_Exercise_
Copy every line of the data in which the word "name" occurs.

Dataset listings of figures:

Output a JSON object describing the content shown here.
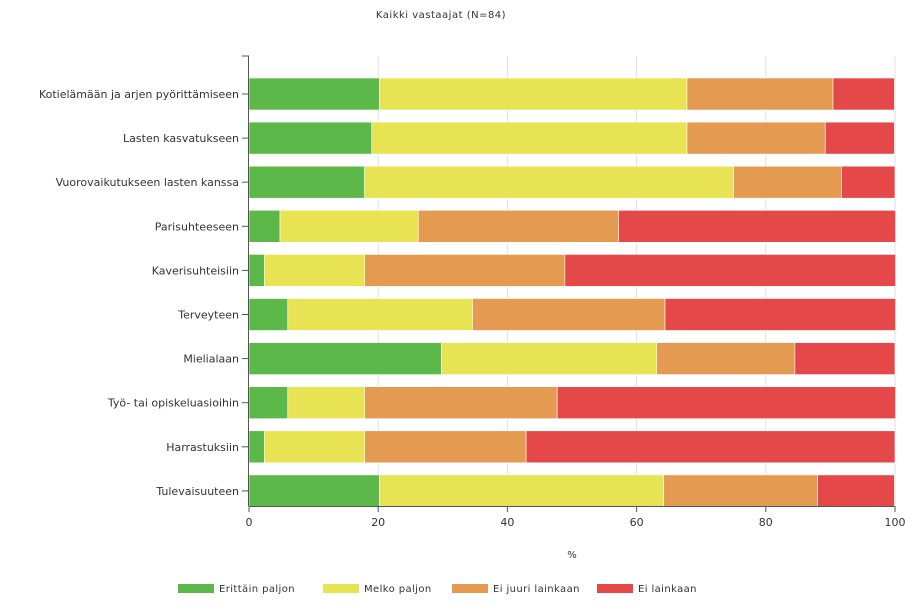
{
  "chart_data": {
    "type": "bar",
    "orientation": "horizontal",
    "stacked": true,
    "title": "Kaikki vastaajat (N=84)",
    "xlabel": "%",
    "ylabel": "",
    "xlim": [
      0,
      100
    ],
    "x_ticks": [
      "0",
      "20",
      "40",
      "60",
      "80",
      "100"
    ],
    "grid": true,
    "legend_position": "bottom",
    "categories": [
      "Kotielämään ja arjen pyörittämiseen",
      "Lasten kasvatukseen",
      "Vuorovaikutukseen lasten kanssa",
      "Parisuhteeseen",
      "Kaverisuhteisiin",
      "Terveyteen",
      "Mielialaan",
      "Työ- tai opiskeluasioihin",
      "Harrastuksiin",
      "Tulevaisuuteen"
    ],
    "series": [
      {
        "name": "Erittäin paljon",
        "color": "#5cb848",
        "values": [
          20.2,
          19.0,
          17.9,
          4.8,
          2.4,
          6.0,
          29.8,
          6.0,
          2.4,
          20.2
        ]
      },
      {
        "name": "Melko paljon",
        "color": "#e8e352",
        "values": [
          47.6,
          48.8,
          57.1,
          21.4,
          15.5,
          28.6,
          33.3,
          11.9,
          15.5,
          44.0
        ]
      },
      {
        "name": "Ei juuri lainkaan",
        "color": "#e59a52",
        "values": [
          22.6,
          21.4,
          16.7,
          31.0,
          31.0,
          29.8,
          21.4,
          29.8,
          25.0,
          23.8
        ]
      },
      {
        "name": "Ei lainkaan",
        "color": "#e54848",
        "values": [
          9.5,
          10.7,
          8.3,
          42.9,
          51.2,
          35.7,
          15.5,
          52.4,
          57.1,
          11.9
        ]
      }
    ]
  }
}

--

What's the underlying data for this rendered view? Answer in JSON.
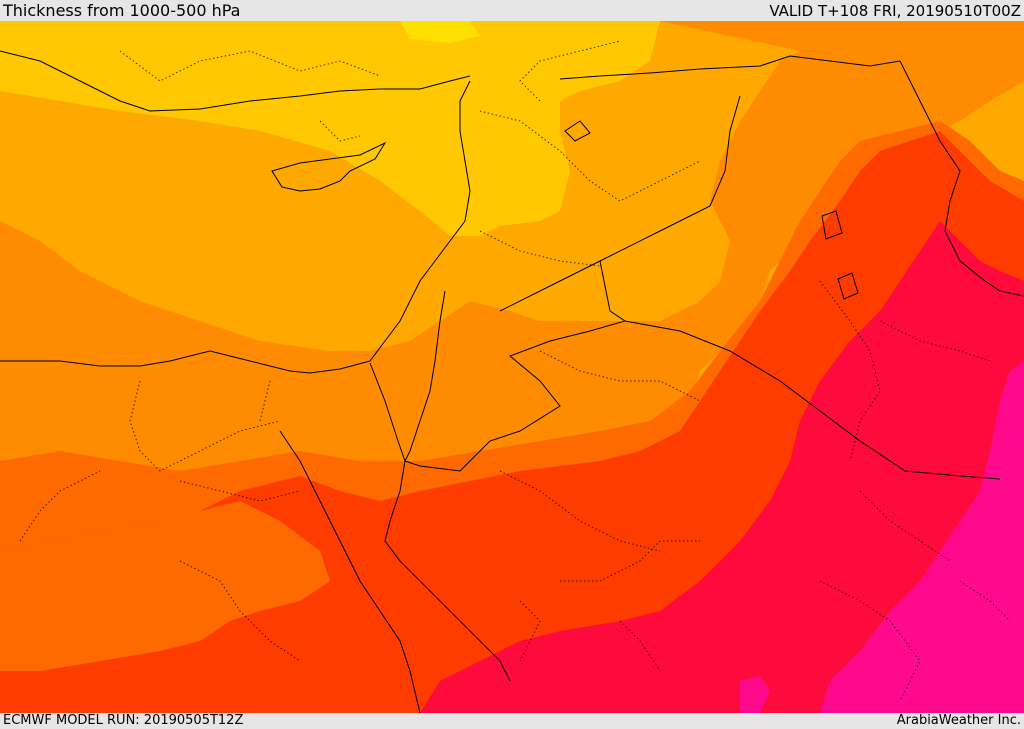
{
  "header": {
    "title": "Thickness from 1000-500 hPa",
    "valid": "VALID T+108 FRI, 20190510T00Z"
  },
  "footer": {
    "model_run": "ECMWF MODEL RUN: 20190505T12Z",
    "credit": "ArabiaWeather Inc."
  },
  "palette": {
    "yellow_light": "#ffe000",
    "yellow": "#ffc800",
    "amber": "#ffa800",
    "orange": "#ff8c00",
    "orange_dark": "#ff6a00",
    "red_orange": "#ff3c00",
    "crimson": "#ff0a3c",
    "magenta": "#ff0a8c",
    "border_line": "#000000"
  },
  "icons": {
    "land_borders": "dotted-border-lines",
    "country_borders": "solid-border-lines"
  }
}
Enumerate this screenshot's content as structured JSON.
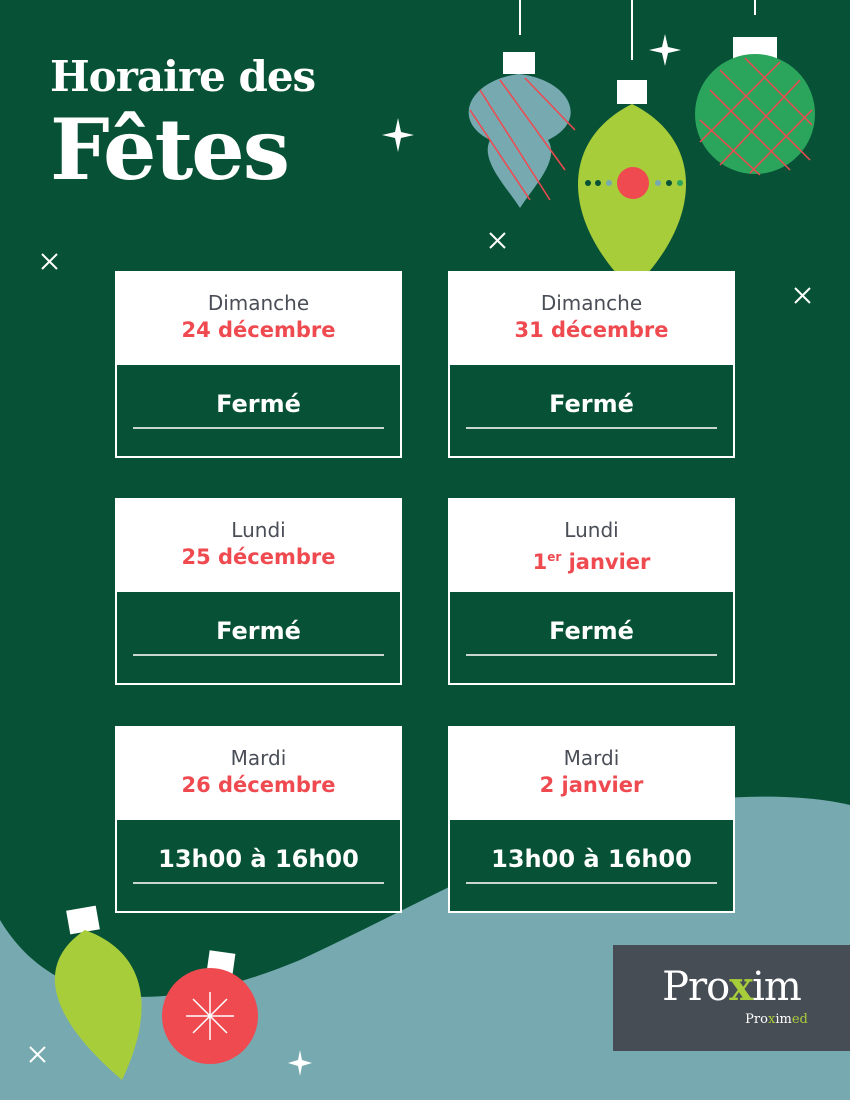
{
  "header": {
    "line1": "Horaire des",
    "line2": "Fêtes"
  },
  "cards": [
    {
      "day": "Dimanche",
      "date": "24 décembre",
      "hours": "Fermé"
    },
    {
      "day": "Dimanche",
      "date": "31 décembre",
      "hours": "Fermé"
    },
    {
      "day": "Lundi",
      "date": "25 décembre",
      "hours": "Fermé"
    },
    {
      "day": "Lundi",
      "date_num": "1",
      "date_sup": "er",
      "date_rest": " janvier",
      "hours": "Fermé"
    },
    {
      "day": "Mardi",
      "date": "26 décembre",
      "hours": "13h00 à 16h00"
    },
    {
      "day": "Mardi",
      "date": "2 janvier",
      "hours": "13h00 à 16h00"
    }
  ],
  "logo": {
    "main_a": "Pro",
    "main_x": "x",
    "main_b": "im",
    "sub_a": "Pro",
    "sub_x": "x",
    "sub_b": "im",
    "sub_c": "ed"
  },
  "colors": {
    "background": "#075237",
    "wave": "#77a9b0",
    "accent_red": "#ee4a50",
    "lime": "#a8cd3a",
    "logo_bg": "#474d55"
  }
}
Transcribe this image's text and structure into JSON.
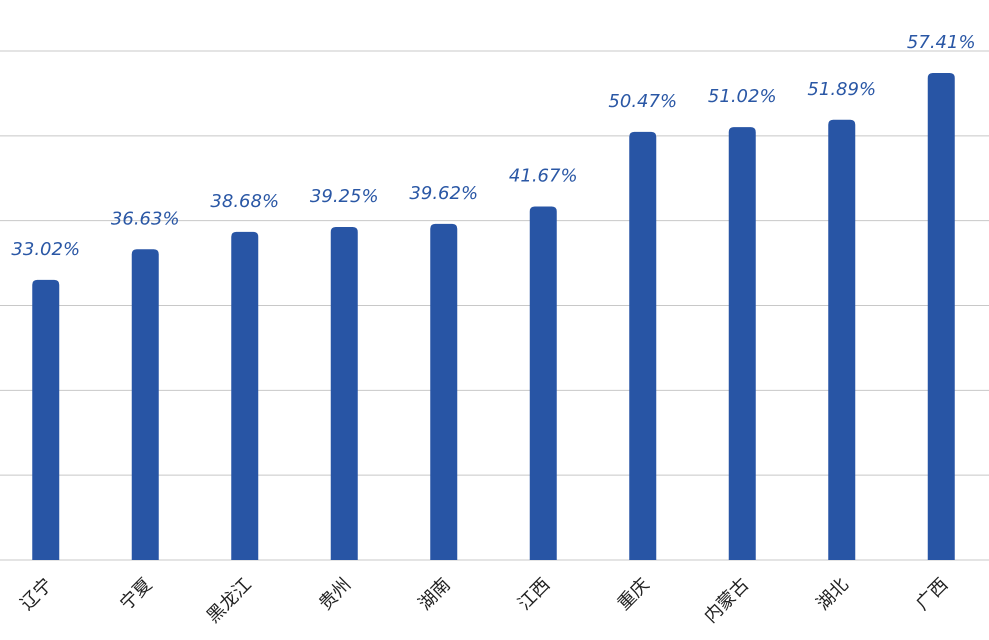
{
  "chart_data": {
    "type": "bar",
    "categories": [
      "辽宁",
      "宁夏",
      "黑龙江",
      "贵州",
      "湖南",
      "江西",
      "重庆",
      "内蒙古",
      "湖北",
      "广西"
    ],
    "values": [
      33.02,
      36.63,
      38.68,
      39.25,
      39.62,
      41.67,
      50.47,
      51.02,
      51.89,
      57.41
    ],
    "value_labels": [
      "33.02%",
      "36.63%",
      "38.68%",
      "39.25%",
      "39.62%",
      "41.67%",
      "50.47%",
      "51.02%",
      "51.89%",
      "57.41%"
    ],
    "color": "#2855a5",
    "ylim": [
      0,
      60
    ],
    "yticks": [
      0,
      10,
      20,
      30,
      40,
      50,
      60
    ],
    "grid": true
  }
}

_Answer below_
        "name": "Erittäin paljon",
        "name": "Melko paljon",
        "name": "Ei juuri lainkaan",
        "name": "Ei lainkaan",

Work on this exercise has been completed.